> [Given exercise]
Print the entire listing. Each line must match the original exactly.

> [Records provided]
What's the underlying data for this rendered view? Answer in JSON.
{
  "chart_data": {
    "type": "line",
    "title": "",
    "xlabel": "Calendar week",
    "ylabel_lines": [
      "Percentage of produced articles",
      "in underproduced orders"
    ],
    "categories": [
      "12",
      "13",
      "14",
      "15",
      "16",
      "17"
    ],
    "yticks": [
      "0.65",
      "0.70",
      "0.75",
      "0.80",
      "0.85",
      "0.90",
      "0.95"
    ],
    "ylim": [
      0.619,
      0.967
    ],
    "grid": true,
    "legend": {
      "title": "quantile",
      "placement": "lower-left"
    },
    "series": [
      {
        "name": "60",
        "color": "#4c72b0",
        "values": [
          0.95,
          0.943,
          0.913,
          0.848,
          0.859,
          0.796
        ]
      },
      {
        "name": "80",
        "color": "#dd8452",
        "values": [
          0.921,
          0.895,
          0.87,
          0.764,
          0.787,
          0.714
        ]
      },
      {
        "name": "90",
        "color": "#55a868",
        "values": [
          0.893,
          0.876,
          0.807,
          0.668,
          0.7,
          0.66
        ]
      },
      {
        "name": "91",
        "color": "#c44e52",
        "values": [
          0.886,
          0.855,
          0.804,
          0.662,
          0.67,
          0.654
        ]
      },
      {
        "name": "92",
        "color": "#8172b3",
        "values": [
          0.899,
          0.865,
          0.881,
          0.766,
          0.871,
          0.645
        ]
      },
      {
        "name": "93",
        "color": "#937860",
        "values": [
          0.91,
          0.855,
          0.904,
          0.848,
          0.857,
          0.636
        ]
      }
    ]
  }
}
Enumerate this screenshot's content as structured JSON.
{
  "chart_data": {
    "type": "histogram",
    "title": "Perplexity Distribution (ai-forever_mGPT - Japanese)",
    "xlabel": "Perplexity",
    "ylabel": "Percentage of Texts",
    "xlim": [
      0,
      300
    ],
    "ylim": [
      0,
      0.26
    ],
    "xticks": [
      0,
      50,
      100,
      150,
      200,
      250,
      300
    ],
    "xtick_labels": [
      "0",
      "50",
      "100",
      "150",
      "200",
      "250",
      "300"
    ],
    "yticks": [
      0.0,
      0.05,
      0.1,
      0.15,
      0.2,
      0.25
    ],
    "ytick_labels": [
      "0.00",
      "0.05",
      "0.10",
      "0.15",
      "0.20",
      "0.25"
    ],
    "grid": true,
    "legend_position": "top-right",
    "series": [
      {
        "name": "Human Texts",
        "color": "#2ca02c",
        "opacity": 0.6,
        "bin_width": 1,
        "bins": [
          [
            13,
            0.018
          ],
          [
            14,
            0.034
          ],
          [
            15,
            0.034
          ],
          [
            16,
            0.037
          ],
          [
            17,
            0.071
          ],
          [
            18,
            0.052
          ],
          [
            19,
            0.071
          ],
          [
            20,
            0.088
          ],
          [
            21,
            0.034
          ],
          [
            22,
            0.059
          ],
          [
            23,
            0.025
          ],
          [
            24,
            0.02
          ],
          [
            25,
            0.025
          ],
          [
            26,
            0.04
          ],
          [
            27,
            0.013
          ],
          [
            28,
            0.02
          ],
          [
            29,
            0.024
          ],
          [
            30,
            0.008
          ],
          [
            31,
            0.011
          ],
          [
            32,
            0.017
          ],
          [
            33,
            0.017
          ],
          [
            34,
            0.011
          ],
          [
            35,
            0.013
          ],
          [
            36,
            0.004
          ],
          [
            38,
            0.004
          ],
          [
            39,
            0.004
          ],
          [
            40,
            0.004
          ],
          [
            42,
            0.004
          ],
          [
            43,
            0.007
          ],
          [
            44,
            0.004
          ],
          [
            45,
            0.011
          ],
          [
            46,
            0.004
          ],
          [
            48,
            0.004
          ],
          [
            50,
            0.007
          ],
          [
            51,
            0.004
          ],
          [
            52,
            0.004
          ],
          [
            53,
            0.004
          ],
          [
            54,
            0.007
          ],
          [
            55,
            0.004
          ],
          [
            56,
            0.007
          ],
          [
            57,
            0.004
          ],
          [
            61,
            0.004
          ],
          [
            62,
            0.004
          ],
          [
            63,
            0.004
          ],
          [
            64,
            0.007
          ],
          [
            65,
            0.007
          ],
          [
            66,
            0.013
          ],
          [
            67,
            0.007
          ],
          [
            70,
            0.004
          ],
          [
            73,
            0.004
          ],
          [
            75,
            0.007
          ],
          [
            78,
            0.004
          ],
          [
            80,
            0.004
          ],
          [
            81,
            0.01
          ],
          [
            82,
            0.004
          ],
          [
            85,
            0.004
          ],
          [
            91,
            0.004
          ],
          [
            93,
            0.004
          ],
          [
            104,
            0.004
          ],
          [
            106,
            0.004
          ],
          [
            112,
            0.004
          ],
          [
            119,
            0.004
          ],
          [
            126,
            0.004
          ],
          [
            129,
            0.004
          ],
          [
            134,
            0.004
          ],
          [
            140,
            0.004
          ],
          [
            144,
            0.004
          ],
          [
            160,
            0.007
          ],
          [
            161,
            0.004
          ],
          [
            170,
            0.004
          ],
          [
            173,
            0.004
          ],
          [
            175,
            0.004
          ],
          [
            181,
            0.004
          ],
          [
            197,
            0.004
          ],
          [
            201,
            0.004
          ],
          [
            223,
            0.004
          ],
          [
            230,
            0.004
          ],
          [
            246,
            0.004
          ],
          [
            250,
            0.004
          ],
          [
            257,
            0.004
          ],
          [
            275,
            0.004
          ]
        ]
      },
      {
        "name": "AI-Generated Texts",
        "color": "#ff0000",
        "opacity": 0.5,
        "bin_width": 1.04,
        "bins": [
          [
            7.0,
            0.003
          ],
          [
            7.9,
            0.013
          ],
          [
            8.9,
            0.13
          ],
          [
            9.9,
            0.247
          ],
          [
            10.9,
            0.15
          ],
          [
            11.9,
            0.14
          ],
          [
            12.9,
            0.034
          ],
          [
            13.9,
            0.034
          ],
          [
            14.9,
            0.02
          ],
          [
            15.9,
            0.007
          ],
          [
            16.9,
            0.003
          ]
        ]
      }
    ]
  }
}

> [Worked answer]
What's the underlying data for this rendered view? Answer in JSON.
{
  "chart_data": {
    "type": "line",
    "title": "",
    "xlabel": "Calendar week",
    "ylabel_lines": [
      "Percentage of produced articles",
      "in underproduced orders"
    ],
    "categories": [
      "12",
      "13",
      "14",
      "15",
      "16",
      "17"
    ],
    "yticks": [
      "0.65",
      "0.70",
      "0.75",
      "0.80",
      "0.85",
      "0.90",
      "0.95"
    ],
    "ylim": [
      0.619,
      0.967
    ],
    "grid": true,
    "legend": {
      "title": "quantile",
      "placement": "lower-left"
    },
    "series": [
      {
        "name": "60",
        "color": "#4c72b0",
        "values": [
          0.95,
          0.943,
          0.913,
          0.848,
          0.859,
          0.796
        ]
      },
      {
        "name": "80",
        "color": "#dd8452",
        "values": [
          0.921,
          0.895,
          0.87,
          0.764,
          0.787,
          0.714
        ]
      },
      {
        "name": "90",
        "color": "#55a868",
        "values": [
          0.893,
          0.876,
          0.807,
          0.668,
          0.7,
          0.66
        ]
      },
      {
        "name": "91",
        "color": "#c44e52",
        "values": [
          0.886,
          0.855,
          0.804,
          0.662,
          0.67,
          0.654
        ]
      },
      {
        "name": "92",
        "color": "#8172b3",
        "values": [
          0.899,
          0.865,
          0.881,
          0.766,
          0.871,
          0.645
        ]
      },
      {
        "name": "93",
        "color": "#937860",
        "values": [
          0.91,
          0.855,
          0.904,
          0.848,
          0.857,
          0.636
        ]
      }
    ]
  }
}
Enumerate this screenshot's content as structured JSON.
{
  "chart_data": {
    "type": "histogram",
    "title": "Perplexity Distribution (ai-forever_mGPT - Japanese)",
    "xlabel": "Perplexity",
    "ylabel": "Percentage of Texts",
    "xlim": [
      0,
      300
    ],
    "ylim": [
      0,
      0.26
    ],
    "xticks": [
      0,
      50,
      100,
      150,
      200,
      250,
      300
    ],
    "xtick_labels": [
      "0",
      "50",
      "100",
      "150",
      "200",
      "250",
      "300"
    ],
    "yticks": [
      0.0,
      0.05,
      0.1,
      0.15,
      0.2,
      0.25
    ],
    "ytick_labels": [
      "0.00",
      "0.05",
      "0.10",
      "0.15",
      "0.20",
      "0.25"
    ],
    "grid": true,
    "legend_position": "top-right",
    "series": [
      {
        "name": "Human Texts",
        "color": "#2ca02c",
        "opacity": 0.6,
        "bin_width": 1,
        "bins": [
          [
            13,
            0.018
          ],
          [
            14,
            0.034
          ],
          [
            15,
            0.034
          ],
          [
            16,
            0.037
          ],
          [
            17,
            0.071
          ],
          [
            18,
            0.052
          ],
          [
            19,
            0.071
          ],
          [
            20,
            0.088
          ],
          [
            21,
            0.034
          ],
          [
            22,
            0.059
          ],
          [
            23,
            0.025
          ],
          [
            24,
            0.02
          ],
          [
            25,
            0.025
          ],
          [
            26,
            0.04
          ],
          [
            27,
            0.013
          ],
          [
            28,
            0.02
          ],
          [
            29,
            0.024
          ],
          [
            30,
            0.008
          ],
          [
            31,
            0.011
          ],
          [
            32,
            0.017
          ],
          [
            33,
            0.017
          ],
          [
            34,
            0.011
          ],
          [
            35,
            0.013
          ],
          [
            36,
            0.004
          ],
          [
            38,
            0.004
          ],
          [
            39,
            0.004
          ],
          [
            40,
            0.004
          ],
          [
            42,
            0.004
          ],
          [
            43,
            0.007
          ],
          [
            44,
            0.004
          ],
          [
            45,
            0.011
          ],
          [
            46,
            0.004
          ],
          [
            48,
            0.004
          ],
          [
            50,
            0.007
          ],
          [
            51,
            0.004
          ],
          [
            52,
            0.004
          ],
          [
            53,
            0.004
          ],
          [
            54,
            0.007
          ],
          [
            55,
            0.004
          ],
          [
            56,
            0.007
          ],
          [
            57,
            0.004
          ],
          [
            61,
            0.004
          ],
          [
            62,
            0.004
          ],
          [
            63,
            0.004
          ],
          [
            64,
            0.007
          ],
          [
            65,
            0.007
          ],
          [
            66,
            0.013
          ],
          [
            67,
            0.007
          ],
          [
            70,
            0.004
          ],
          [
            73,
            0.004
          ],
          [
            75,
            0.007
          ],
          [
            78,
            0.004
          ],
          [
            80,
            0.004
          ],
          [
            81,
            0.01
          ],
          [
            82,
            0.004
          ],
          [
            85,
            0.004
          ],
          [
            91,
            0.004
          ],
          [
            93,
            0.004
          ],
          [
            104,
            0.004
          ],
          [
            106,
            0.004
          ],
          [
            112,
            0.004
          ],
          [
            119,
            0.004
          ],
          [
            126,
            0.004
          ],
          [
            129,
            0.004
          ],
          [
            134,
            0.004
          ],
          [
            140,
            0.004
          ],
          [
            144,
            0.004
          ],
          [
            160,
            0.007
          ],
          [
            161,
            0.004
          ],
          [
            170,
            0.004
          ],
          [
            173,
            0.004
          ],
          [
            175,
            0.004
          ],
          [
            181,
            0.004
          ],
          [
            197,
            0.004
          ],
          [
            201,
            0.004
          ],
          [
            223,
            0.004
          ],
          [
            230,
            0.004
          ],
          [
            246,
            0.004
          ],
          [
            250,
            0.004
          ],
          [
            257,
            0.004
          ],
          [
            275,
            0.004
          ]
        ]
      },
      {
        "name": "AI-Generated Texts",
        "color": "#ff0000",
        "opacity": 0.5,
        "bin_width": 1.04,
        "bins": [
          [
            7.0,
            0.003
          ],
          [
            7.9,
            0.013
          ],
          [
            8.9,
            0.13
          ],
          [
            9.9,
            0.247
          ],
          [
            10.9,
            0.15
          ],
          [
            11.9,
            0.14
          ],
          [
            12.9,
            0.034
          ],
          [
            13.9,
            0.034
          ],
          [
            14.9,
            0.02
          ],
          [
            15.9,
            0.007
          ],
          [
            16.9,
            0.003
          ]
        ]
      }
    ]
  }
}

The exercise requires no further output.